**STATED PROBLEM**
Select every line holding the word "marker" and copy it.

(Stored items from a collection)
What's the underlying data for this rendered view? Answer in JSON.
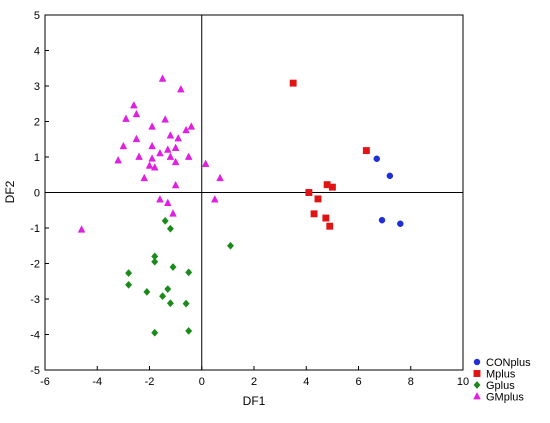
{
  "chart_data": {
    "type": "scatter",
    "xlabel": "DF1",
    "ylabel": "DF2",
    "xlim": [
      -6,
      10
    ],
    "ylim": [
      -5,
      5
    ],
    "x_ticks": [
      -6,
      -4,
      -2,
      0,
      2,
      4,
      6,
      8,
      10
    ],
    "y_ticks": [
      -5,
      -4,
      -3,
      -2,
      -1,
      0,
      1,
      2,
      3,
      4,
      5
    ],
    "grid": false,
    "zero_lines": true,
    "legend_position": "bottom-right",
    "series": [
      {
        "name": "CONplus",
        "marker": "circle",
        "color": "#1f2fd6",
        "points": [
          [
            6.7,
            0.95
          ],
          [
            7.2,
            0.47
          ],
          [
            6.9,
            -0.78
          ],
          [
            7.6,
            -0.88
          ]
        ]
      },
      {
        "name": "Mplus",
        "marker": "square",
        "color": "#e01414",
        "points": [
          [
            3.5,
            3.08
          ],
          [
            6.3,
            1.18
          ],
          [
            4.8,
            0.22
          ],
          [
            5.0,
            0.15
          ],
          [
            4.1,
            0.0
          ],
          [
            4.45,
            -0.18
          ],
          [
            4.3,
            -0.6
          ],
          [
            4.75,
            -0.72
          ],
          [
            4.9,
            -0.95
          ]
        ]
      },
      {
        "name": "Gplus",
        "marker": "diamond",
        "color": "#1a8a1a",
        "points": [
          [
            -1.4,
            -0.8
          ],
          [
            -1.2,
            -1.02
          ],
          [
            1.1,
            -1.5
          ],
          [
            -1.8,
            -1.8
          ],
          [
            -1.8,
            -1.95
          ],
          [
            -1.1,
            -2.1
          ],
          [
            -0.5,
            -2.25
          ],
          [
            -2.8,
            -2.27
          ],
          [
            -2.8,
            -2.6
          ],
          [
            -2.1,
            -2.8
          ],
          [
            -1.3,
            -2.72
          ],
          [
            -1.5,
            -2.92
          ],
          [
            -1.2,
            -3.12
          ],
          [
            -0.6,
            -3.13
          ],
          [
            -1.8,
            -3.95
          ],
          [
            -0.5,
            -3.9
          ]
        ]
      },
      {
        "name": "GMplus",
        "marker": "triangle",
        "color": "#e020e0",
        "points": [
          [
            -1.5,
            3.2
          ],
          [
            -0.8,
            2.9
          ],
          [
            -2.6,
            2.45
          ],
          [
            -2.5,
            2.2
          ],
          [
            -2.9,
            2.07
          ],
          [
            -1.4,
            2.05
          ],
          [
            -1.9,
            1.85
          ],
          [
            -0.4,
            1.85
          ],
          [
            -0.6,
            1.75
          ],
          [
            -1.2,
            1.6
          ],
          [
            -0.9,
            1.52
          ],
          [
            -2.5,
            1.5
          ],
          [
            -3.0,
            1.3
          ],
          [
            -1.9,
            1.3
          ],
          [
            -1.3,
            1.2
          ],
          [
            -1.0,
            1.25
          ],
          [
            -1.6,
            1.1
          ],
          [
            -1.2,
            1.0
          ],
          [
            -2.4,
            1.0
          ],
          [
            -1.9,
            0.95
          ],
          [
            -0.5,
            1.0
          ],
          [
            -3.2,
            0.9
          ],
          [
            -1.0,
            0.85
          ],
          [
            -2.0,
            0.75
          ],
          [
            -1.8,
            0.7
          ],
          [
            0.15,
            0.8
          ],
          [
            -2.2,
            0.4
          ],
          [
            -1.0,
            0.2
          ],
          [
            0.7,
            0.4
          ],
          [
            -1.3,
            -0.3
          ],
          [
            -1.6,
            -0.2
          ],
          [
            -1.1,
            -0.6
          ],
          [
            0.5,
            -0.2
          ],
          [
            -4.6,
            -1.05
          ]
        ]
      }
    ]
  }
}
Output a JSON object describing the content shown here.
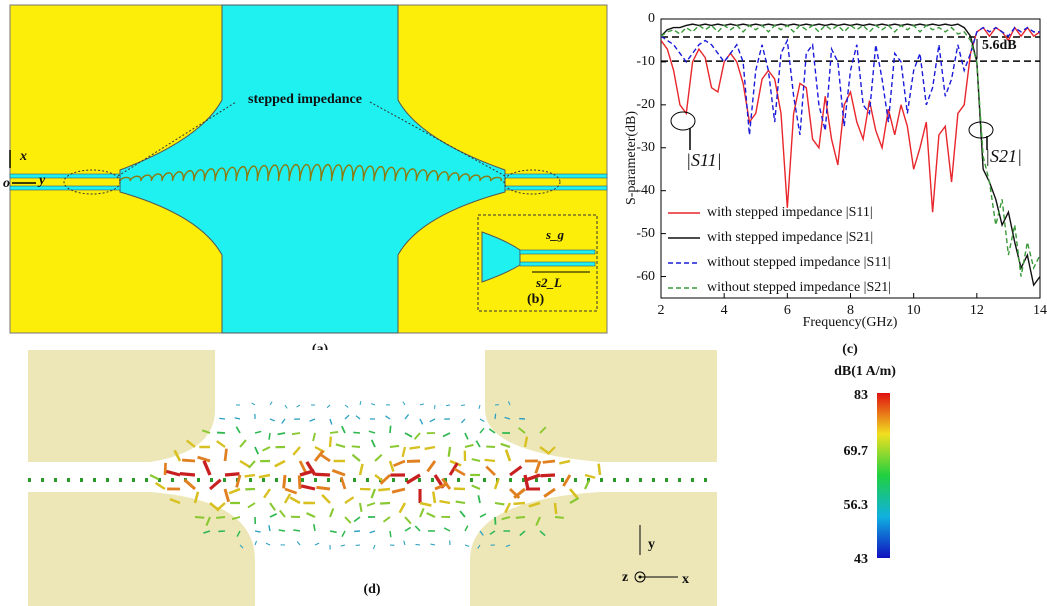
{
  "panel_a": {
    "label": "(a)",
    "annotation": "stepped impedance",
    "axis_x": "x",
    "axis_o": "o",
    "axis_y": "y"
  },
  "panel_b": {
    "label": "(b)",
    "gap_label": "s_g",
    "length_label": "s2_L"
  },
  "chart_data": {
    "type": "line",
    "label": "(c)",
    "xlabel": "Frequency(GHz)",
    "ylabel": "S-parameter(dB)",
    "xlim": [
      2,
      14
    ],
    "xticks": [
      2,
      4,
      6,
      8,
      10,
      12,
      14
    ],
    "ylim": [
      -65,
      0
    ],
    "yticks": [
      0,
      -10,
      -20,
      -30,
      -40,
      -50,
      -60
    ],
    "hlines": [
      -4.2,
      -9.8
    ],
    "annotations": [
      "5.6dB",
      "|S11|",
      "|S21|"
    ],
    "x": [
      2.0,
      2.2,
      2.4,
      2.6,
      2.8,
      3.0,
      3.2,
      3.4,
      3.6,
      3.8,
      4.0,
      4.2,
      4.4,
      4.6,
      4.8,
      5.0,
      5.2,
      5.4,
      5.6,
      5.8,
      6.0,
      6.2,
      6.4,
      6.6,
      6.8,
      7.0,
      7.2,
      7.4,
      7.6,
      7.8,
      8.0,
      8.2,
      8.4,
      8.6,
      8.8,
      9.0,
      9.2,
      9.4,
      9.6,
      9.8,
      10.0,
      10.2,
      10.4,
      10.6,
      10.8,
      11.0,
      11.2,
      11.4,
      11.6,
      11.8,
      12.0,
      12.2,
      12.4,
      12.6,
      12.8,
      13.0,
      13.2,
      13.4,
      13.6,
      13.8,
      14.0
    ],
    "series": [
      {
        "name": "with stepped impedance |S11|",
        "color": "#e8262b",
        "dash": false,
        "values": [
          -5,
          -7,
          -12,
          -20,
          -22,
          -10,
          -7,
          -9,
          -16,
          -17,
          -10,
          -8,
          -10,
          -15,
          -24,
          -22,
          -14,
          -12,
          -14,
          -22,
          -44,
          -22,
          -15,
          -16,
          -28,
          -30,
          -18,
          -28,
          -34,
          -20,
          -17,
          -24,
          -28,
          -19,
          -26,
          -30,
          -21,
          -27,
          -20,
          -25,
          -35,
          -30,
          -24,
          -45,
          -27,
          -25,
          -38,
          -22,
          -20,
          -8,
          -3,
          -2,
          -4,
          -2,
          -3,
          -5,
          -2,
          -4,
          -2,
          -4,
          -3
        ]
      },
      {
        "name": "with stepped impedance |S21|",
        "color": "#111111",
        "dash": false,
        "values": [
          -4,
          -2.5,
          -2,
          -2,
          -1.5,
          -1.2,
          -1.5,
          -1.2,
          -1.5,
          -1.2,
          -1.5,
          -1.2,
          -1.5,
          -1.2,
          -1.5,
          -1.2,
          -1.5,
          -1.2,
          -1.5,
          -1.2,
          -1.5,
          -1.2,
          -1.5,
          -1.2,
          -1.5,
          -1.2,
          -1.5,
          -1.2,
          -1.5,
          -1.2,
          -1.5,
          -1.2,
          -1.5,
          -1.2,
          -1.5,
          -1.2,
          -1.5,
          -1.2,
          -1.5,
          -1.2,
          -1.5,
          -1.2,
          -1.5,
          -1.2,
          -1.5,
          -1.2,
          -1.5,
          -1.2,
          -2,
          -4,
          -10,
          -35,
          -38,
          -42,
          -48,
          -45,
          -52,
          -58,
          -55,
          -62,
          -60
        ]
      },
      {
        "name": "without stepped impedance |S11|",
        "color": "#1a1adc",
        "dash": true,
        "values": [
          -4,
          -5,
          -6,
          -8,
          -10,
          -8,
          -6,
          -5,
          -6,
          -8,
          -10,
          -8,
          -6,
          -10,
          -27,
          -12,
          -6,
          -12,
          -24,
          -8,
          -5,
          -18,
          -27,
          -8,
          -6,
          -20,
          -26,
          -7,
          -10,
          -25,
          -12,
          -6,
          -20,
          -22,
          -6,
          -14,
          -24,
          -8,
          -10,
          -22,
          -12,
          -8,
          -20,
          -16,
          -6,
          -18,
          -14,
          -6,
          -12,
          -8,
          -3,
          -2,
          -3,
          -2,
          -3,
          -4,
          -2,
          -3,
          -2,
          -3,
          -3
        ]
      },
      {
        "name": "without stepped impedance |S21|",
        "color": "#3a9a3a",
        "dash": true,
        "values": [
          -4,
          -3,
          -2.5,
          -3.5,
          -2,
          -3,
          -1.5,
          -2.5,
          -1.5,
          -3,
          -1.5,
          -2.5,
          -1.5,
          -3,
          -1.5,
          -2.5,
          -1.5,
          -3,
          -1.5,
          -2.5,
          -1.5,
          -3,
          -1.5,
          -2.5,
          -1.5,
          -3,
          -1.5,
          -2.5,
          -1.5,
          -3,
          -1.5,
          -2.5,
          -1.5,
          -3,
          -1.5,
          -2.5,
          -1.5,
          -3,
          -1.5,
          -2.5,
          -1.5,
          -3,
          -1.5,
          -2.5,
          -2,
          -3,
          -2,
          -3.5,
          -3,
          -5,
          -10,
          -32,
          -38,
          -48,
          -42,
          -55,
          -48,
          -60,
          -52,
          -58,
          -55
        ]
      }
    ]
  },
  "panel_d": {
    "label": "(d)",
    "colorbar_title": "dB(1 A/m)",
    "colorbar_ticks": [
      "83",
      "69.7",
      "56.3",
      "43"
    ],
    "axis_y": "y",
    "axis_z": "z",
    "axis_x": "x"
  }
}
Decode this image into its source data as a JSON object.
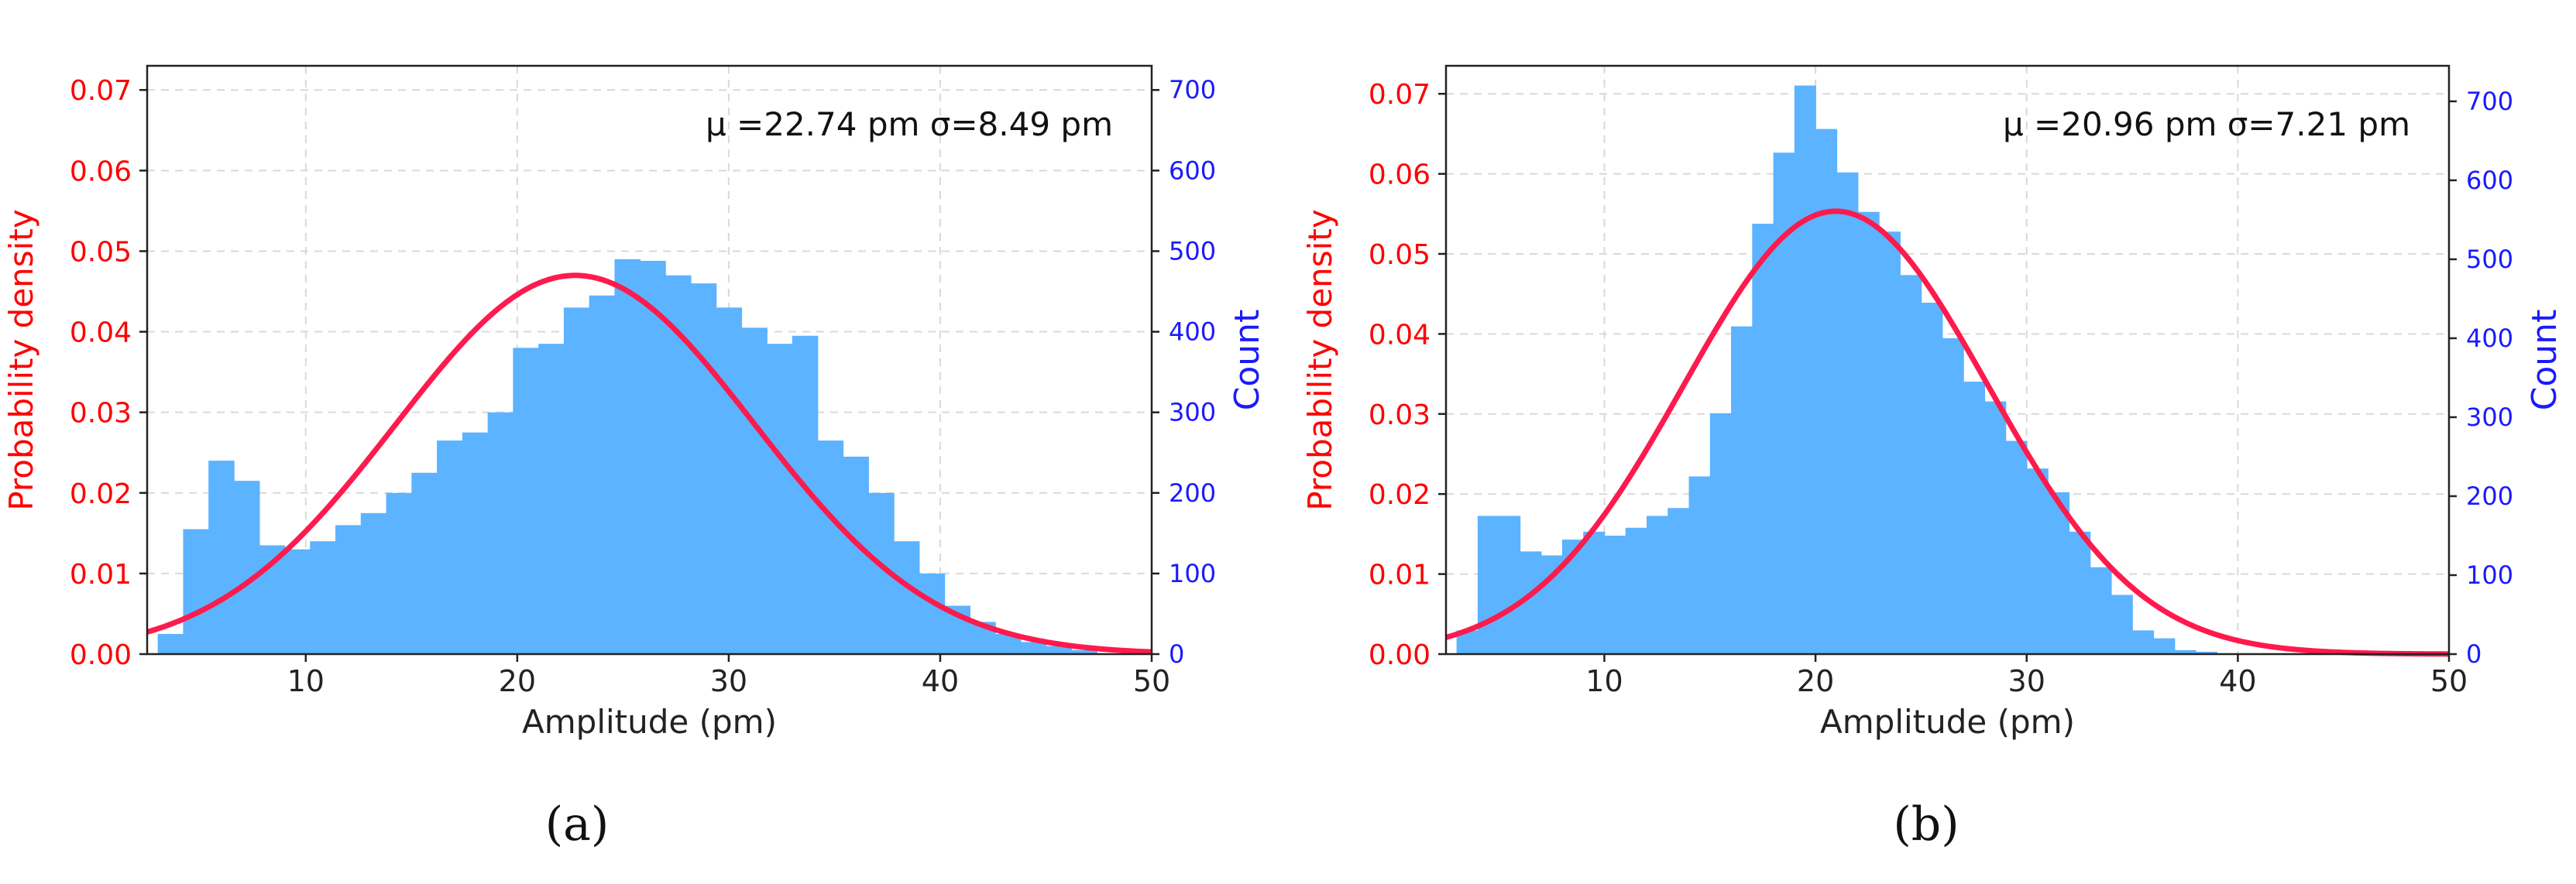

**FULL SOLUTION**
        "marker": "circle",
        "marker": "square",
        "marker": "diamond",
        "marker": "triangle",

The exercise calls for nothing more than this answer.